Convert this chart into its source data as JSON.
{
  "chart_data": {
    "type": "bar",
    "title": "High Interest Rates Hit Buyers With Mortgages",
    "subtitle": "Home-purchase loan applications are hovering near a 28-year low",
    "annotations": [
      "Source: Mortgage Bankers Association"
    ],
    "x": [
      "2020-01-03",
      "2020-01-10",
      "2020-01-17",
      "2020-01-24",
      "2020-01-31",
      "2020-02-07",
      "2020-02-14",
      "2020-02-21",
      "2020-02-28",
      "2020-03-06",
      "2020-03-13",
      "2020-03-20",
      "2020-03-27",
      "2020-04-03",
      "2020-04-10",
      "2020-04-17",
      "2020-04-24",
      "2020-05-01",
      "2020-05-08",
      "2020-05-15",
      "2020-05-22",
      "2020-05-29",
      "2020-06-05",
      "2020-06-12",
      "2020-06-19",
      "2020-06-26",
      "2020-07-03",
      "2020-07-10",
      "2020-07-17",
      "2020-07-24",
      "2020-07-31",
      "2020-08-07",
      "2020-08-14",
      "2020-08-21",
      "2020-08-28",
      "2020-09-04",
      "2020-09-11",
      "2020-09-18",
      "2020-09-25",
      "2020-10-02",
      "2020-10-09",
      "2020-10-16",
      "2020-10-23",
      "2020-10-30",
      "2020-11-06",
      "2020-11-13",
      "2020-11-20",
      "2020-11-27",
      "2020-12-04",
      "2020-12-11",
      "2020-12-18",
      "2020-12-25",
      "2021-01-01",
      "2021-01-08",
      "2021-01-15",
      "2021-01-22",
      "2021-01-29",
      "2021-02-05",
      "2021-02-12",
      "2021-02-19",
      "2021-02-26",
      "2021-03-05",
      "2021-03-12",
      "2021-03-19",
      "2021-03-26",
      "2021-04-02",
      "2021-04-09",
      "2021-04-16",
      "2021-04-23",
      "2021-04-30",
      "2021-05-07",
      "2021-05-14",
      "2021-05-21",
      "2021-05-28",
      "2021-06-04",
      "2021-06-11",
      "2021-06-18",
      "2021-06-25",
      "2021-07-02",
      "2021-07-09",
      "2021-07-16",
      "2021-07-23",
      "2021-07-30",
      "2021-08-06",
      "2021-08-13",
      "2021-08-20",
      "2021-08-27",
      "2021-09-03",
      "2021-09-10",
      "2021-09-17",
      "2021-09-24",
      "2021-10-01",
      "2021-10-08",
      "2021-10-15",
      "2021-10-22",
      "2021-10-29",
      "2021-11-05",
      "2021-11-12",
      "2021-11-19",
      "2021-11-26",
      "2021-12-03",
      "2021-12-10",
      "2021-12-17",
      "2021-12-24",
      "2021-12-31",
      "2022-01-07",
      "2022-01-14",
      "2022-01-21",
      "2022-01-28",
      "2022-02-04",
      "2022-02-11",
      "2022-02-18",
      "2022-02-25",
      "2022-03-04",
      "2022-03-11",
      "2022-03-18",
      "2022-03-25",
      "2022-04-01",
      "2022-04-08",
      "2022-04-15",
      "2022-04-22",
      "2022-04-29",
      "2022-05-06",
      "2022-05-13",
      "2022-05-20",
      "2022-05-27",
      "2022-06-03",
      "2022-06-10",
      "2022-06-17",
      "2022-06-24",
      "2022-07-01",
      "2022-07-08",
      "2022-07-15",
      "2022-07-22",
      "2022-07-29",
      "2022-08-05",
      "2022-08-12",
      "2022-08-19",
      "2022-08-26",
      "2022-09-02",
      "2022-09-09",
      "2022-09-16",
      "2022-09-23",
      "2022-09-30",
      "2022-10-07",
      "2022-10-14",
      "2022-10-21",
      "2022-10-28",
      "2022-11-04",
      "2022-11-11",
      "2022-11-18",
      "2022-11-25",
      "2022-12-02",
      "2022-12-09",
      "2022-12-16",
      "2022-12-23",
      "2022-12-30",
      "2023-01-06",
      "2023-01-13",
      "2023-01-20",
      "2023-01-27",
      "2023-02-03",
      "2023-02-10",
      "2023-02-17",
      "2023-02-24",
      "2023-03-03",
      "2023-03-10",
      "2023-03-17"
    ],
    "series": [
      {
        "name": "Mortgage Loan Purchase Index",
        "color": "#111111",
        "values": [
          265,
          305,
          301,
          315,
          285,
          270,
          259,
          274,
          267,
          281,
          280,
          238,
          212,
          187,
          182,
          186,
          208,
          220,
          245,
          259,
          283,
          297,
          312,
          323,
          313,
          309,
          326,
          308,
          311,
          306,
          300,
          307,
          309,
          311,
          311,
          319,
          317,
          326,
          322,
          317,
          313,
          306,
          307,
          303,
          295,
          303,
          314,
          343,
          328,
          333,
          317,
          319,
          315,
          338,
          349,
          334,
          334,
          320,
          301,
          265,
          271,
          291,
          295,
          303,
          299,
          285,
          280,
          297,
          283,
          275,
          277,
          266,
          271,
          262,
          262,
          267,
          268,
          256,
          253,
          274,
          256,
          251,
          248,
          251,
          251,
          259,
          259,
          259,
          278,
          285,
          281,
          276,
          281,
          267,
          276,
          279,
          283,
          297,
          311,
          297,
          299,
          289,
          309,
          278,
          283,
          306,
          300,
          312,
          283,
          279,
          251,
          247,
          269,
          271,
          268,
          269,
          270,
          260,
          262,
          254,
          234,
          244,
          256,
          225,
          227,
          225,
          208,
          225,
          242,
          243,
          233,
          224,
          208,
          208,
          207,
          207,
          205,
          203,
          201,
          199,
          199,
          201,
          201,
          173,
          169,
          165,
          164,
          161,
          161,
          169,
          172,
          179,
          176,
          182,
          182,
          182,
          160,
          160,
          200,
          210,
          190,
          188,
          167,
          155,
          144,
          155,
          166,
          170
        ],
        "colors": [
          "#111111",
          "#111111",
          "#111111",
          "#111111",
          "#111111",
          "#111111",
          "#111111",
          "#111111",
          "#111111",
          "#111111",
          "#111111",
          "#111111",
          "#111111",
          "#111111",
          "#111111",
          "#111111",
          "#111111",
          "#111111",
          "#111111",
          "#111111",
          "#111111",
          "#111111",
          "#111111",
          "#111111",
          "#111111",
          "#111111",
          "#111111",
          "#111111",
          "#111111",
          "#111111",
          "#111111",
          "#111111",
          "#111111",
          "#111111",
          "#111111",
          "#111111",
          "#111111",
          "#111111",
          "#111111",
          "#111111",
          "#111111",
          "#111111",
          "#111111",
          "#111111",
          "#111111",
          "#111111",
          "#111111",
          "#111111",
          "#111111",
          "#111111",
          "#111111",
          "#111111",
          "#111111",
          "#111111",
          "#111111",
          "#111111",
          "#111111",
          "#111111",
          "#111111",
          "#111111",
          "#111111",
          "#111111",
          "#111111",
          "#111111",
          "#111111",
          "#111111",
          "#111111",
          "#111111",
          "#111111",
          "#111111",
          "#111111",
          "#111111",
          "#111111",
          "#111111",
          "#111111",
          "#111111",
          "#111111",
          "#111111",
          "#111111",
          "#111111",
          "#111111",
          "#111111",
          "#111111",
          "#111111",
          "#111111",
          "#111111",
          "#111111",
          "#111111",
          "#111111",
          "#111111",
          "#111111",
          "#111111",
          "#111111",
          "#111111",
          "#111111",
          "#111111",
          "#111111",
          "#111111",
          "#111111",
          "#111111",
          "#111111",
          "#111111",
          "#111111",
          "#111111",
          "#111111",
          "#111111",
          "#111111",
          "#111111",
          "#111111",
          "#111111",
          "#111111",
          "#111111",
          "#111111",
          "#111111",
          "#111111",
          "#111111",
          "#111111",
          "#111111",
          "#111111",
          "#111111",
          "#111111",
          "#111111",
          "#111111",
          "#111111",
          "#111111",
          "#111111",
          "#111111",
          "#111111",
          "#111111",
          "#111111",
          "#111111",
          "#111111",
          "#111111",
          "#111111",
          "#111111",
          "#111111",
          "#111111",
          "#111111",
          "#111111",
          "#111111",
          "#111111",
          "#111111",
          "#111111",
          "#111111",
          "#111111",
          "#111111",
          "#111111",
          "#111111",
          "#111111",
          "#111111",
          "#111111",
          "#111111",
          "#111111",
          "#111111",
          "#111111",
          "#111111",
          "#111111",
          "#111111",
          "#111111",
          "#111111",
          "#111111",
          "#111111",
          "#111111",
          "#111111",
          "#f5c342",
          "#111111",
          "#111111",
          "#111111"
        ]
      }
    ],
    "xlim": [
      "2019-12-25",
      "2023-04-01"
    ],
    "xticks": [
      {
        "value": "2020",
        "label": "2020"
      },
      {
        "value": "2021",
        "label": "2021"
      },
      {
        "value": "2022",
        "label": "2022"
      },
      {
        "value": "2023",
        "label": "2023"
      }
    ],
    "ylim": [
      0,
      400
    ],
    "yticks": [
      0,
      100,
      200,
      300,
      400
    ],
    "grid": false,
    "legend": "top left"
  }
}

**What is being asked**
How many lines in these entries hold the string "label"? Answer with the number alone.

**Task solution**
4